Collected data
>>>>>
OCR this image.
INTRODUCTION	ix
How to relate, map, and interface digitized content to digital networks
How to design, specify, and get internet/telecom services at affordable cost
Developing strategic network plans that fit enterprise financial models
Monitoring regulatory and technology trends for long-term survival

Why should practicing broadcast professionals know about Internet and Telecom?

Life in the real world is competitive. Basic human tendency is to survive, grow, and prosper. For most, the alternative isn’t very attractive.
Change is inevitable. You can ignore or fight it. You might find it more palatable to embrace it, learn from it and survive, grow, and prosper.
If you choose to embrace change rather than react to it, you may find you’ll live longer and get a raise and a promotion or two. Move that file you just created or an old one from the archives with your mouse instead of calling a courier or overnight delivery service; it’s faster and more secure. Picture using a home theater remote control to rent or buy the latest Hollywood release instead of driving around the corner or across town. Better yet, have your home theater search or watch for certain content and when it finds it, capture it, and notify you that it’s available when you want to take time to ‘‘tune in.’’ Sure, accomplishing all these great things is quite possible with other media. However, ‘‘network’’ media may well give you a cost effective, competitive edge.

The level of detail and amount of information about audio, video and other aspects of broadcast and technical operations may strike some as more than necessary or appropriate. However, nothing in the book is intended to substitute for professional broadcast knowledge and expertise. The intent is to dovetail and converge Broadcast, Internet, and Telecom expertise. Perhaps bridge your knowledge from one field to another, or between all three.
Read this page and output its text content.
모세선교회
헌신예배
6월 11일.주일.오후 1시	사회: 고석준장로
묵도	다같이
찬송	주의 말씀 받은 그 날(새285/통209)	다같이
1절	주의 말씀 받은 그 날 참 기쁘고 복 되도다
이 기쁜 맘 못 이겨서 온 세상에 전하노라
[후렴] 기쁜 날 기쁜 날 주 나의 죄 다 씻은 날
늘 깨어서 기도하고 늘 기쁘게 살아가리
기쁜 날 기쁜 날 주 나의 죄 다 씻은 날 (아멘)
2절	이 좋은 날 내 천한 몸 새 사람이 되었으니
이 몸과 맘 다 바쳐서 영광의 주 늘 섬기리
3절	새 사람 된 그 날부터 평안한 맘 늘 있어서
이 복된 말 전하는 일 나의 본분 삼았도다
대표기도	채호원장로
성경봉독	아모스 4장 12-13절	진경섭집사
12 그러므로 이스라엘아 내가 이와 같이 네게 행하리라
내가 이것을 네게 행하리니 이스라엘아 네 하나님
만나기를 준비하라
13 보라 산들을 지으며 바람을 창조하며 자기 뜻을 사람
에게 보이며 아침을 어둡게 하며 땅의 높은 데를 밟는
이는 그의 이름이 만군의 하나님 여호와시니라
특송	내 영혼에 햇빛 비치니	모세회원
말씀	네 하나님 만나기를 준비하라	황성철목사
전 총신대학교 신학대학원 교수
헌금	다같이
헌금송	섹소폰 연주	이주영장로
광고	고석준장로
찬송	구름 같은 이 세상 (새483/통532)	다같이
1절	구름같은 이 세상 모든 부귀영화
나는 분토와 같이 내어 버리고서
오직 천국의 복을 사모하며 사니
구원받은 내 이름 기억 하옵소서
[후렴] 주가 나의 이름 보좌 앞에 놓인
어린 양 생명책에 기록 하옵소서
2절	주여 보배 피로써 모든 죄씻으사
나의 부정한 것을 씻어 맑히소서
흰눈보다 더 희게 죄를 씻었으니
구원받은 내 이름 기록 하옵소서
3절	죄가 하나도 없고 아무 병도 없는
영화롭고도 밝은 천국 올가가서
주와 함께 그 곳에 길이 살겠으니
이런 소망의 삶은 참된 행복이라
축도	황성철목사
<<<<<
- **Instructions to follow**: Every entry above should be retyped exactly as shown.

- **Written solution**:
OCR this image.
INTRODUCTION	ix
How to relate, map, and interface digitized content to digital networks
How to design, specify, and get internet/telecom services at affordable cost
Developing strategic network plans that fit enterprise financial models
Monitoring regulatory and technology trends for long-term survival

Why should practicing broadcast professionals know about Internet and Telecom?

Life in the real world is competitive. Basic human tendency is to survive, grow, and prosper. For most, the alternative isn’t very attractive.
Change is inevitable. You can ignore or fight it. You might find it more palatable to embrace it, learn from it and survive, grow, and prosper.
If you choose to embrace change rather than react to it, you may find you’ll live longer and get a raise and a promotion or two. Move that file you just created or an old one from the archives with your mouse instead of calling a courier or overnight delivery service; it’s faster and more secure. Picture using a home theater remote control to rent or buy the latest Hollywood release instead of driving around the corner or across town. Better yet, have your home theater search or watch for certain content and when it finds it, capture it, and notify you that it’s available when you want to take time to ‘‘tune in.’’ Sure, accomplishing all these great things is quite possible with other media. However, ‘‘network’’ media may well give you a cost effective, competitive edge.

The level of detail and amount of information about audio, video and other aspects of broadcast and technical operations may strike some as more than necessary or appropriate. However, nothing in the book is intended to substitute for professional broadcast knowledge and expertise. The intent is to dovetail and converge Broadcast, Internet, and Telecom expertise. Perhaps bridge your knowledge from one field to another, or between all three.
Read this page and output its text content.
모세선교회
헌신예배
6월 11일.주일.오후 1시	사회: 고석준장로
묵도	다같이
찬송	주의 말씀 받은 그 날(새285/통209)	다같이
1절	주의 말씀 받은 그 날 참 기쁘고 복 되도다
이 기쁜 맘 못 이겨서 온 세상에 전하노라
[후렴] 기쁜 날 기쁜 날 주 나의 죄 다 씻은 날
늘 깨어서 기도하고 늘 기쁘게 살아가리
기쁜 날 기쁜 날 주 나의 죄 다 씻은 날 (아멘)
2절	이 좋은 날 내 천한 몸 새 사람이 되었으니
이 몸과 맘 다 바쳐서 영광의 주 늘 섬기리
3절	새 사람 된 그 날부터 평안한 맘 늘 있어서
이 복된 말 전하는 일 나의 본분 삼았도다
대표기도	채호원장로
성경봉독	아모스 4장 12-13절	진경섭집사
12 그러므로 이스라엘아 내가 이와 같이 네게 행하리라
내가 이것을 네게 행하리니 이스라엘아 네 하나님
만나기를 준비하라
13 보라 산들을 지으며 바람을 창조하며 자기 뜻을 사람
에게 보이며 아침을 어둡게 하며 땅의 높은 데를 밟는
이는 그의 이름이 만군의 하나님 여호와시니라
특송	내 영혼에 햇빛 비치니	모세회원
말씀	네 하나님 만나기를 준비하라	황성철목사
전 총신대학교 신학대학원 교수
헌금	다같이
헌금송	섹소폰 연주	이주영장로
광고	고석준장로
찬송	구름 같은 이 세상 (새483/통532)	다같이
1절	구름같은 이 세상 모든 부귀영화
나는 분토와 같이 내어 버리고서
오직 천국의 복을 사모하며 사니
구원받은 내 이름 기억 하옵소서
[후렴] 주가 나의 이름 보좌 앞에 놓인
어린 양 생명책에 기록 하옵소서
2절	주여 보배 피로써 모든 죄씻으사
나의 부정한 것을 씻어 맑히소서
흰눈보다 더 희게 죄를 씻었으니
구원받은 내 이름 기록 하옵소서
3절	죄가 하나도 없고 아무 병도 없는
영화롭고도 밝은 천국 올가가서
주와 함께 그 곳에 길이 살겠으니
이런 소망의 삶은 참된 행복이라
축도	황성철목사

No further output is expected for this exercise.